Return the data exactly, with all pictures removed.

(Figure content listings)
-- Begin --

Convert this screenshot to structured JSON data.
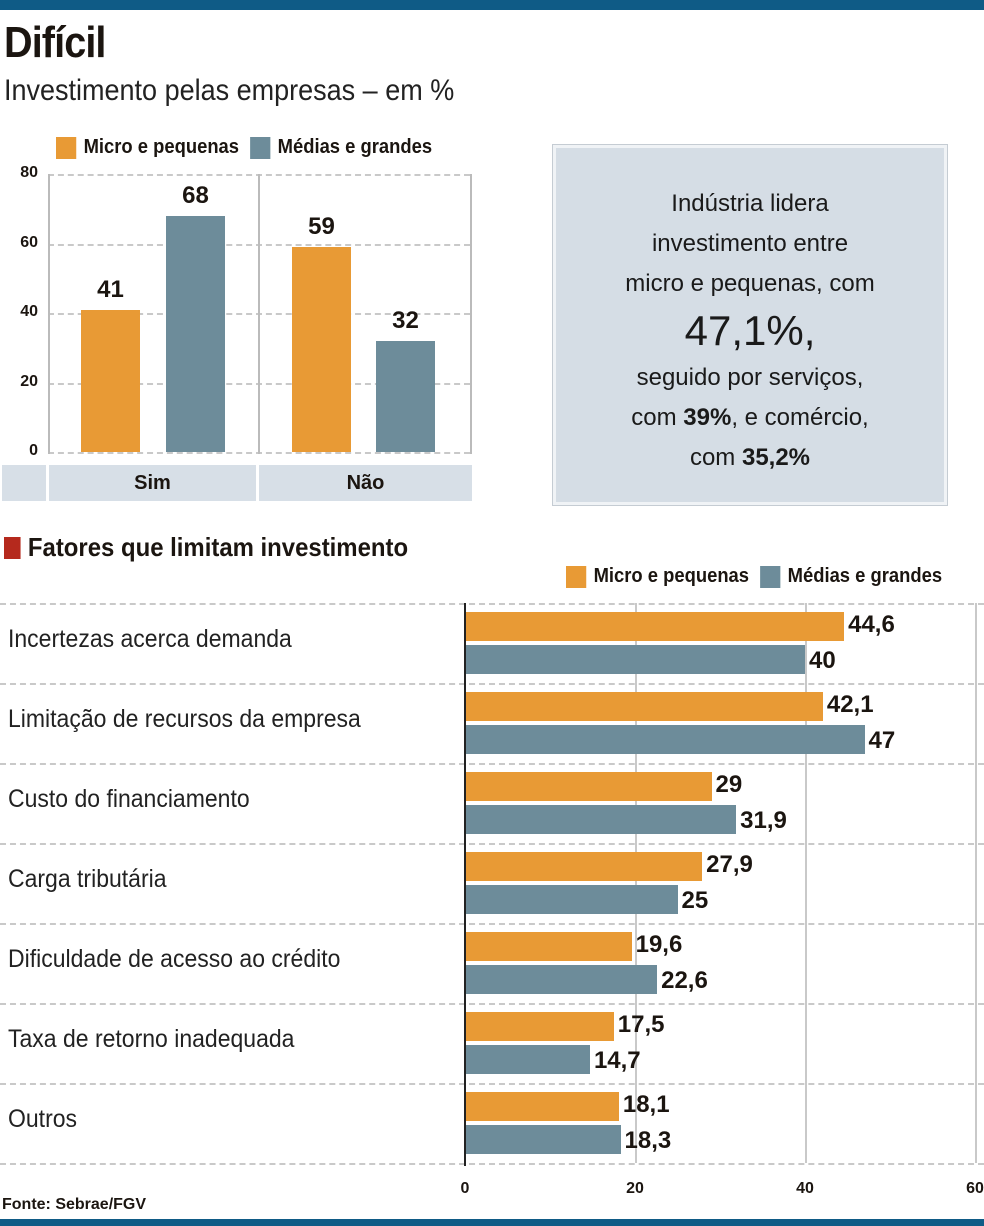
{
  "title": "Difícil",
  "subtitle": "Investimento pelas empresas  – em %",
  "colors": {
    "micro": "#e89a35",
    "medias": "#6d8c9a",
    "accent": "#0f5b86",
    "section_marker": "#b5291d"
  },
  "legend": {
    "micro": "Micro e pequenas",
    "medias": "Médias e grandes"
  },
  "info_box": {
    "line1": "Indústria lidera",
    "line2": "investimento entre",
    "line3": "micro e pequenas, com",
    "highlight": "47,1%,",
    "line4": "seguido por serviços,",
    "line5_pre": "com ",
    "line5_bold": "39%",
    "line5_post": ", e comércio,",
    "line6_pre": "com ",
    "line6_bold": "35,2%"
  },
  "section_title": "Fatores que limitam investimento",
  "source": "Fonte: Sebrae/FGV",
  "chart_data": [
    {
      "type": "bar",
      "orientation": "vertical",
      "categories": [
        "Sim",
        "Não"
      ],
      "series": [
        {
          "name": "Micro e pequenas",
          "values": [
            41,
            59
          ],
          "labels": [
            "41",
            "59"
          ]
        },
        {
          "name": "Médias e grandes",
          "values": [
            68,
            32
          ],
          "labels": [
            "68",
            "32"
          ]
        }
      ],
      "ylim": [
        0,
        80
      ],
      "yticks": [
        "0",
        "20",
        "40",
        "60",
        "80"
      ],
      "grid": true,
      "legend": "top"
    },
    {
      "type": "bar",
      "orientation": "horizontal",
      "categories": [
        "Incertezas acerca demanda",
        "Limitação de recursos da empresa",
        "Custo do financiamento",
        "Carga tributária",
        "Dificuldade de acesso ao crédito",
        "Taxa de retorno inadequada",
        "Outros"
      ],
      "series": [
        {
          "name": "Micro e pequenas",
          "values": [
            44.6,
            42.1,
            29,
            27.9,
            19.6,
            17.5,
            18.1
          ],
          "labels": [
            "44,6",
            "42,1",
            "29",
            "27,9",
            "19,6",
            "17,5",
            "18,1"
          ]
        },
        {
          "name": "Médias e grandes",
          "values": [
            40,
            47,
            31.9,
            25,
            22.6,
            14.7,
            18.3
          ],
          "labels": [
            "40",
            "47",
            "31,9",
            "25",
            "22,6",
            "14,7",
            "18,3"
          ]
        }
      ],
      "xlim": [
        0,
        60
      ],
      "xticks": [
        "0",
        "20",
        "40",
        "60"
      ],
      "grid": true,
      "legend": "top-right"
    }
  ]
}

-- End --

● **The solution**:
Convert this screenshot to structured JSON data.
{
  "title": "Difícil",
  "subtitle": "Investimento pelas empresas  – em %",
  "colors": {
    "micro": "#e89a35",
    "medias": "#6d8c9a",
    "accent": "#0f5b86",
    "section_marker": "#b5291d"
  },
  "legend": {
    "micro": "Micro e pequenas",
    "medias": "Médias e grandes"
  },
  "info_box": {
    "line1": "Indústria lidera",
    "line2": "investimento entre",
    "line3": "micro e pequenas, com",
    "highlight": "47,1%,",
    "line4": "seguido por serviços,",
    "line5_pre": "com ",
    "line5_bold": "39%",
    "line5_post": ", e comércio,",
    "line6_pre": "com ",
    "line6_bold": "35,2%"
  },
  "section_title": "Fatores que limitam investimento",
  "source": "Fonte: Sebrae/FGV",
  "chart_data": [
    {
      "type": "bar",
      "orientation": "vertical",
      "categories": [
        "Sim",
        "Não"
      ],
      "series": [
        {
          "name": "Micro e pequenas",
          "values": [
            41,
            59
          ],
          "labels": [
            "41",
            "59"
          ]
        },
        {
          "name": "Médias e grandes",
          "values": [
            68,
            32
          ],
          "labels": [
            "68",
            "32"
          ]
        }
      ],
      "ylim": [
        0,
        80
      ],
      "yticks": [
        "0",
        "20",
        "40",
        "60",
        "80"
      ],
      "grid": true,
      "legend": "top"
    },
    {
      "type": "bar",
      "orientation": "horizontal",
      "categories": [
        "Incertezas acerca demanda",
        "Limitação de recursos da empresa",
        "Custo do financiamento",
        "Carga tributária",
        "Dificuldade de acesso ao crédito",
        "Taxa de retorno inadequada",
        "Outros"
      ],
      "series": [
        {
          "name": "Micro e pequenas",
          "values": [
            44.6,
            42.1,
            29,
            27.9,
            19.6,
            17.5,
            18.1
          ],
          "labels": [
            "44,6",
            "42,1",
            "29",
            "27,9",
            "19,6",
            "17,5",
            "18,1"
          ]
        },
        {
          "name": "Médias e grandes",
          "values": [
            40,
            47,
            31.9,
            25,
            22.6,
            14.7,
            18.3
          ],
          "labels": [
            "40",
            "47",
            "31,9",
            "25",
            "22,6",
            "14,7",
            "18,3"
          ]
        }
      ],
      "xlim": [
        0,
        60
      ],
      "xticks": [
        "0",
        "20",
        "40",
        "60"
      ],
      "grid": true,
      "legend": "top-right"
    }
  ]
}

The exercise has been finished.